━━━━━ DATASET CONTENT ━━━━━
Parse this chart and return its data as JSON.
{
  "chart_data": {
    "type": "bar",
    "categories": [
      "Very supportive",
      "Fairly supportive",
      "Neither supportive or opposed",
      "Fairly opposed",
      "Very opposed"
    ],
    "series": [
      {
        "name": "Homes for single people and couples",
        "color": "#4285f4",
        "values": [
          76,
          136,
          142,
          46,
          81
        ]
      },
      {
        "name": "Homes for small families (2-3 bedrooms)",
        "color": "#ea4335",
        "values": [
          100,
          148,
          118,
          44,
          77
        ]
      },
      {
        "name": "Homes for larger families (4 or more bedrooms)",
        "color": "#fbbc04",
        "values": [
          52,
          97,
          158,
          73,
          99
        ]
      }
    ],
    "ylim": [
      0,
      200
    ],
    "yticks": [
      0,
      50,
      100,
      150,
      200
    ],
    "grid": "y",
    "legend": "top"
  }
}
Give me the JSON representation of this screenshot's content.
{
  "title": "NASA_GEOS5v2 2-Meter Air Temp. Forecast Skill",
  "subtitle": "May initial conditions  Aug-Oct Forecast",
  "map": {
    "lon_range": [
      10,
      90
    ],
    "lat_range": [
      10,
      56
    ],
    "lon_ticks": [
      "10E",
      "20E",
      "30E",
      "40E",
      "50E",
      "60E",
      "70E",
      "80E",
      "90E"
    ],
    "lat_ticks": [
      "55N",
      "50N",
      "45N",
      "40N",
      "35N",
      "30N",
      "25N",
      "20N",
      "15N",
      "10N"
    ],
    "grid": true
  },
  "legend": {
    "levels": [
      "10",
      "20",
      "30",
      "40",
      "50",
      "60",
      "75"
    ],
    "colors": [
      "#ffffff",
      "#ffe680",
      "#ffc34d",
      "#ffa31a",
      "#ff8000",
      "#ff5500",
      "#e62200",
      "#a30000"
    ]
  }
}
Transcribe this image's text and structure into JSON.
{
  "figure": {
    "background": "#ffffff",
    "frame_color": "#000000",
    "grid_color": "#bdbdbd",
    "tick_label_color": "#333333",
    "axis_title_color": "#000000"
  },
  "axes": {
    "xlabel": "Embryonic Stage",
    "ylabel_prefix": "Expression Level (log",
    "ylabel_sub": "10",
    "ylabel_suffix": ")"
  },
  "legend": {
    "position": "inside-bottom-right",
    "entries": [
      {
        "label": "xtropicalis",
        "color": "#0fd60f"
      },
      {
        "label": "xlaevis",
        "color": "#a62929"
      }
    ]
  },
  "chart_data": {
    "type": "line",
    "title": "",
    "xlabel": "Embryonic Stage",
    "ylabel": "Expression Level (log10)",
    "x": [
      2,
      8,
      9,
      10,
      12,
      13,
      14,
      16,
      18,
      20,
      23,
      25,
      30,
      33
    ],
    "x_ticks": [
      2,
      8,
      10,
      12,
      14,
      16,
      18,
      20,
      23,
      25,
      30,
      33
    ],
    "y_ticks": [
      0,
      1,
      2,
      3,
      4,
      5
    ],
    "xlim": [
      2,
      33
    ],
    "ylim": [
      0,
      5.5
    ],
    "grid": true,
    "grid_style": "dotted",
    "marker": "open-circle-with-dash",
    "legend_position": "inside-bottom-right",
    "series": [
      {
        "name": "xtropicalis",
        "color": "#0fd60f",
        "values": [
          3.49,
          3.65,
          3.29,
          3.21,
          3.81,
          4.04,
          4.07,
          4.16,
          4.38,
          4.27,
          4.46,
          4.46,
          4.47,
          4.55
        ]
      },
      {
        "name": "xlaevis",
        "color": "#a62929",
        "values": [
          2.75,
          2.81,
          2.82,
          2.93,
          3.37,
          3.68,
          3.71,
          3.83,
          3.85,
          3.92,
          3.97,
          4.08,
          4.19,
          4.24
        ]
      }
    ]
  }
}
━━━━━
Return each line of the listing that holds the string "this".

» EXPECTED ANSWER:
Parse this chart and return its data as JSON.
Give me the JSON representation of this screenshot's content.
Transcribe this image's text and structure into JSON.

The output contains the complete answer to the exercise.